==== SUPPLIED DATA ====

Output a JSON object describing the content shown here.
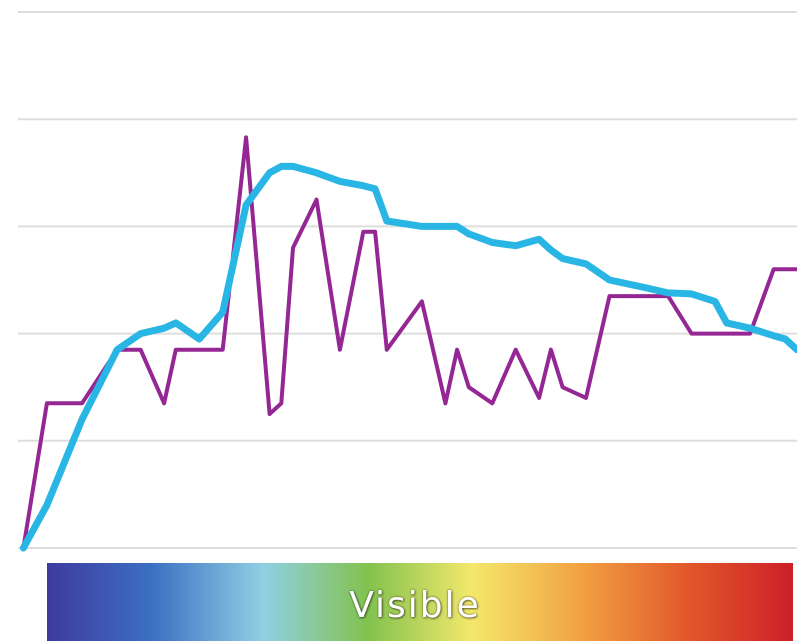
{
  "chart_data": {
    "type": "line",
    "grid": true,
    "legend": "none",
    "title": "",
    "xlabel": "",
    "ylabel": "",
    "ylim": [
      0,
      5
    ],
    "xlim": [
      0,
      68
    ],
    "x": [
      2,
      4,
      7,
      10,
      12,
      14,
      15,
      17,
      19,
      21,
      23,
      24,
      25,
      27,
      29,
      31,
      32,
      33,
      36,
      38,
      39,
      40,
      42,
      44,
      46,
      47,
      48,
      50,
      52,
      55,
      57,
      59,
      61,
      62,
      64,
      66,
      67,
      68
    ],
    "series": [
      {
        "color": "#952795",
        "values": [
          0.0,
          1.35,
          1.35,
          1.85,
          1.85,
          1.35,
          1.85,
          1.85,
          1.85,
          3.83,
          1.25,
          1.35,
          2.8,
          3.25,
          1.85,
          2.95,
          2.95,
          1.85,
          2.3,
          1.35,
          1.85,
          1.5,
          1.35,
          1.85,
          1.4,
          1.85,
          1.5,
          1.4,
          2.35,
          2.35,
          2.35,
          2.0,
          2.0,
          2.0,
          2.0,
          2.6,
          2.6,
          2.6
        ]
      },
      {
        "color": "#2ab6e4",
        "values": [
          0.0,
          0.4,
          1.2,
          1.85,
          2.0,
          2.05,
          2.1,
          1.95,
          2.2,
          3.2,
          3.5,
          3.56,
          3.56,
          3.5,
          3.42,
          3.38,
          3.35,
          3.05,
          3.0,
          3.0,
          3.0,
          2.93,
          2.85,
          2.82,
          2.88,
          2.78,
          2.7,
          2.65,
          2.5,
          2.43,
          2.38,
          2.37,
          2.3,
          2.1,
          2.05,
          1.98,
          1.95,
          1.85
        ]
      }
    ]
  },
  "spectrum": {
    "label": "Visible",
    "colors": [
      "#3f3a9e",
      "#3b6fc2",
      "#8fd0e4",
      "#82c24e",
      "#f4e86c",
      "#f2a443",
      "#e2572b",
      "#cc2027"
    ]
  }
}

====

**INSTRUCTIONS TO FOLLOW**
Pictures stay out; repeat all the rest of the records exactly.

**THE SOLUTION**
Output a JSON object describing the content shown here.
{
  "chart_data": {
    "type": "line",
    "grid": true,
    "legend": "none",
    "title": "",
    "xlabel": "",
    "ylabel": "",
    "ylim": [
      0,
      5
    ],
    "xlim": [
      0,
      68
    ],
    "x": [
      2,
      4,
      7,
      10,
      12,
      14,
      15,
      17,
      19,
      21,
      23,
      24,
      25,
      27,
      29,
      31,
      32,
      33,
      36,
      38,
      39,
      40,
      42,
      44,
      46,
      47,
      48,
      50,
      52,
      55,
      57,
      59,
      61,
      62,
      64,
      66,
      67,
      68
    ],
    "series": [
      {
        "color": "#952795",
        "values": [
          0.0,
          1.35,
          1.35,
          1.85,
          1.85,
          1.35,
          1.85,
          1.85,
          1.85,
          3.83,
          1.25,
          1.35,
          2.8,
          3.25,
          1.85,
          2.95,
          2.95,
          1.85,
          2.3,
          1.35,
          1.85,
          1.5,
          1.35,
          1.85,
          1.4,
          1.85,
          1.5,
          1.4,
          2.35,
          2.35,
          2.35,
          2.0,
          2.0,
          2.0,
          2.0,
          2.6,
          2.6,
          2.6
        ]
      },
      {
        "color": "#2ab6e4",
        "values": [
          0.0,
          0.4,
          1.2,
          1.85,
          2.0,
          2.05,
          2.1,
          1.95,
          2.2,
          3.2,
          3.5,
          3.56,
          3.56,
          3.5,
          3.42,
          3.38,
          3.35,
          3.05,
          3.0,
          3.0,
          3.0,
          2.93,
          2.85,
          2.82,
          2.88,
          2.78,
          2.7,
          2.65,
          2.5,
          2.43,
          2.38,
          2.37,
          2.3,
          2.1,
          2.05,
          1.98,
          1.95,
          1.85
        ]
      }
    ]
  },
  "spectrum": {
    "label": "Visible",
    "colors": [
      "#3f3a9e",
      "#3b6fc2",
      "#8fd0e4",
      "#82c24e",
      "#f4e86c",
      "#f2a443",
      "#e2572b",
      "#cc2027"
    ]
  }
}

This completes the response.